[Rows from a figure dataset]
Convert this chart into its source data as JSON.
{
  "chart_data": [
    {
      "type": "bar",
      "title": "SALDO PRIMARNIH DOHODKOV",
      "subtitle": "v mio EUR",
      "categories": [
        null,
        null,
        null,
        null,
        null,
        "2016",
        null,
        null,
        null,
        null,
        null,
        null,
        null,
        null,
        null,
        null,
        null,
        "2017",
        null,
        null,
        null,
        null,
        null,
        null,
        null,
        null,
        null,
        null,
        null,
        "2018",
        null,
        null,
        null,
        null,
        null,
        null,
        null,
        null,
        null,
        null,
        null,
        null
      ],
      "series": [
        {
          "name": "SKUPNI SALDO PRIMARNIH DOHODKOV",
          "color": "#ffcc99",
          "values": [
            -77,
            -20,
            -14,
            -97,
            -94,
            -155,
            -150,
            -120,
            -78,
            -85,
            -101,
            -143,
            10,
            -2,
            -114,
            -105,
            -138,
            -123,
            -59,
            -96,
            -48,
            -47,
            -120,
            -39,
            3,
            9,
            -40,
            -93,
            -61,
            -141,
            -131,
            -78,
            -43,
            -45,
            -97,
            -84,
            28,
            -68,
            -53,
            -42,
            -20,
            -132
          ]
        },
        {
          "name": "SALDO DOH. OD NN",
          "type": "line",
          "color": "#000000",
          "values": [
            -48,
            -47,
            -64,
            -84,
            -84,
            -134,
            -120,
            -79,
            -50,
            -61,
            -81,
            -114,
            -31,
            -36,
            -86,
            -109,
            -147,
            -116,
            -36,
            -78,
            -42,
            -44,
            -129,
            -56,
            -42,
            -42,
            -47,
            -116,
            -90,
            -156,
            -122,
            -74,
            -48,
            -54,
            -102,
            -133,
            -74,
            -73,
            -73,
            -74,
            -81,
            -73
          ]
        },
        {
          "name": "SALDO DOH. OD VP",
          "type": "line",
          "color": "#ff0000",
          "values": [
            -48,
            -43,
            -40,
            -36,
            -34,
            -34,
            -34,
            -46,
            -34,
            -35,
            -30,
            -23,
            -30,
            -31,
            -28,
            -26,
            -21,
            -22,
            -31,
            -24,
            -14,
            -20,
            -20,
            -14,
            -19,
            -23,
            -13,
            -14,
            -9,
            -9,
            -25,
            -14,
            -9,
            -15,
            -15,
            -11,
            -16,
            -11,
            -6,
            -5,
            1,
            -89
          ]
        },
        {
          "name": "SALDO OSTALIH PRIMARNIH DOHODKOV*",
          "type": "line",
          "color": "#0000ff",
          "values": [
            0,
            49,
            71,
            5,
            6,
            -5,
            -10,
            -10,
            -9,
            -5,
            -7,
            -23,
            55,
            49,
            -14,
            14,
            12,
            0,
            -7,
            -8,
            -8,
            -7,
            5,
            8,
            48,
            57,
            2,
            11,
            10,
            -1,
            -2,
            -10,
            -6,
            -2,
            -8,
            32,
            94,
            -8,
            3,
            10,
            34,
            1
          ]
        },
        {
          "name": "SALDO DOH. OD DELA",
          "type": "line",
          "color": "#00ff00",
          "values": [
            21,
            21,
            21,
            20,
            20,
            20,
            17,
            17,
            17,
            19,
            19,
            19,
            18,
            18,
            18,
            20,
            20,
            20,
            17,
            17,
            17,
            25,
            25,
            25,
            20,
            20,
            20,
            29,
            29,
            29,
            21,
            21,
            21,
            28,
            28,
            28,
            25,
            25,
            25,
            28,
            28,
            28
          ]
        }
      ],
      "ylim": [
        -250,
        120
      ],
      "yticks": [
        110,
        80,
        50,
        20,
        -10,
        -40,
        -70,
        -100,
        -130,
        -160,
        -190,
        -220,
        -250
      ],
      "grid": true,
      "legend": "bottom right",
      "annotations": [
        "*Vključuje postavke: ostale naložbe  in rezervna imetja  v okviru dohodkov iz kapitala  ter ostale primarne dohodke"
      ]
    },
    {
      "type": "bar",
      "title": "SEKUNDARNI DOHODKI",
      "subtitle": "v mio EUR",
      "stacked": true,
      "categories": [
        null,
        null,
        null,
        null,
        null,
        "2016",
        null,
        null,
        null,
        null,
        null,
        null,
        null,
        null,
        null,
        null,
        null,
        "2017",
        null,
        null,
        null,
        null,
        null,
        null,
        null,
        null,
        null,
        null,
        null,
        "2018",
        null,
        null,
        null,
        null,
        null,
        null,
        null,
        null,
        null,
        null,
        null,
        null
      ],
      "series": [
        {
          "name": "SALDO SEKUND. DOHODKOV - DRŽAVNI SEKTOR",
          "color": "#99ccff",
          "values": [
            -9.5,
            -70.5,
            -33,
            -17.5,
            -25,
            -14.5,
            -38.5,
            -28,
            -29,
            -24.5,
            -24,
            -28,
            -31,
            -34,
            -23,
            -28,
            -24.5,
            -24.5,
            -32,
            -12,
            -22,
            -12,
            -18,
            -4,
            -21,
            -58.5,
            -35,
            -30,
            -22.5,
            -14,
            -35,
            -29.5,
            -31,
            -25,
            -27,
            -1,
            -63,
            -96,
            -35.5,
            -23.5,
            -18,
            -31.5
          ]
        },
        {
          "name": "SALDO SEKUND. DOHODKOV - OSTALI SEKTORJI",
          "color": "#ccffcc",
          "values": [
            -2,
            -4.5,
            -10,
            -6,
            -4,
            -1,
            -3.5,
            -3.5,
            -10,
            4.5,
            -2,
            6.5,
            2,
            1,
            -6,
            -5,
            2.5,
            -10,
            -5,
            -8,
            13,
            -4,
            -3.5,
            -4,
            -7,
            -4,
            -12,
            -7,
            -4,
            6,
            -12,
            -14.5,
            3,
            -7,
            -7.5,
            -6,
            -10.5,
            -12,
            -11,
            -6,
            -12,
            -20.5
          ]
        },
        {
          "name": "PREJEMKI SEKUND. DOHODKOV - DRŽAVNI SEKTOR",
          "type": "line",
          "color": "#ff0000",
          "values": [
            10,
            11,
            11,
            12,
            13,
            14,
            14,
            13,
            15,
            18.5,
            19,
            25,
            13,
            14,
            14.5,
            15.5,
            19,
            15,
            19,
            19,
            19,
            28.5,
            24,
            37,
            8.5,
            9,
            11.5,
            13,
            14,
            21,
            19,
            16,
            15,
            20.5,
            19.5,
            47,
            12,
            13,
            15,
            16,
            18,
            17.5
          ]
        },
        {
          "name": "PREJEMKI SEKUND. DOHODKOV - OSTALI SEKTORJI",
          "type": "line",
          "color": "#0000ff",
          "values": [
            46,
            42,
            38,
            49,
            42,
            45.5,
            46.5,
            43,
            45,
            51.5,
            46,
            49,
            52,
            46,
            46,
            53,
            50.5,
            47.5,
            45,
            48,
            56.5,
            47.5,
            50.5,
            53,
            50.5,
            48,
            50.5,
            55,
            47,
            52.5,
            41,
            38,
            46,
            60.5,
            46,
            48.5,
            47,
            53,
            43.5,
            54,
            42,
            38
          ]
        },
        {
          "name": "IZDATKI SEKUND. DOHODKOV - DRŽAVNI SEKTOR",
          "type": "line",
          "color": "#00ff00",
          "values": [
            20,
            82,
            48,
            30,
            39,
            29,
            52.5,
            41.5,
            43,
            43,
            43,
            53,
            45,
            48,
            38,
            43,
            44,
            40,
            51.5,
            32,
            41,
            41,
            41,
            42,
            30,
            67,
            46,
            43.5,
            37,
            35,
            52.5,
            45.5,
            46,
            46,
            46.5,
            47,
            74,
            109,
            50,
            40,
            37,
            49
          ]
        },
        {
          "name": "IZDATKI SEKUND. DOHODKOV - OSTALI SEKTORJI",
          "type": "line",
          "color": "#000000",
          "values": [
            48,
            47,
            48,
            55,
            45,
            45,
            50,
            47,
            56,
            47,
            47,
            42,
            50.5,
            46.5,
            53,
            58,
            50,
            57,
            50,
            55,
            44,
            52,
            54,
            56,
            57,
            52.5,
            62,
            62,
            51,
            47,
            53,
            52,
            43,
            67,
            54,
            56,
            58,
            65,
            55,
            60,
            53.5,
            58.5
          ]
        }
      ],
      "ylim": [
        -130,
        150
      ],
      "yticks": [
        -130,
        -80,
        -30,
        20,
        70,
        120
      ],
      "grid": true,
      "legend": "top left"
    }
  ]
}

EXERCISE OBJECTIVE: Copy every line that includes the string "PRIMARNIH" from the material above.

EXERCISE OUTPUT:
      "title": "SALDO PRIMARNIH DOHODKOV",
          "name": "SKUPNI SALDO PRIMARNIH DOHODKOV",
          "name": "SALDO OSTALIH PRIMARNIH DOHODKOV*",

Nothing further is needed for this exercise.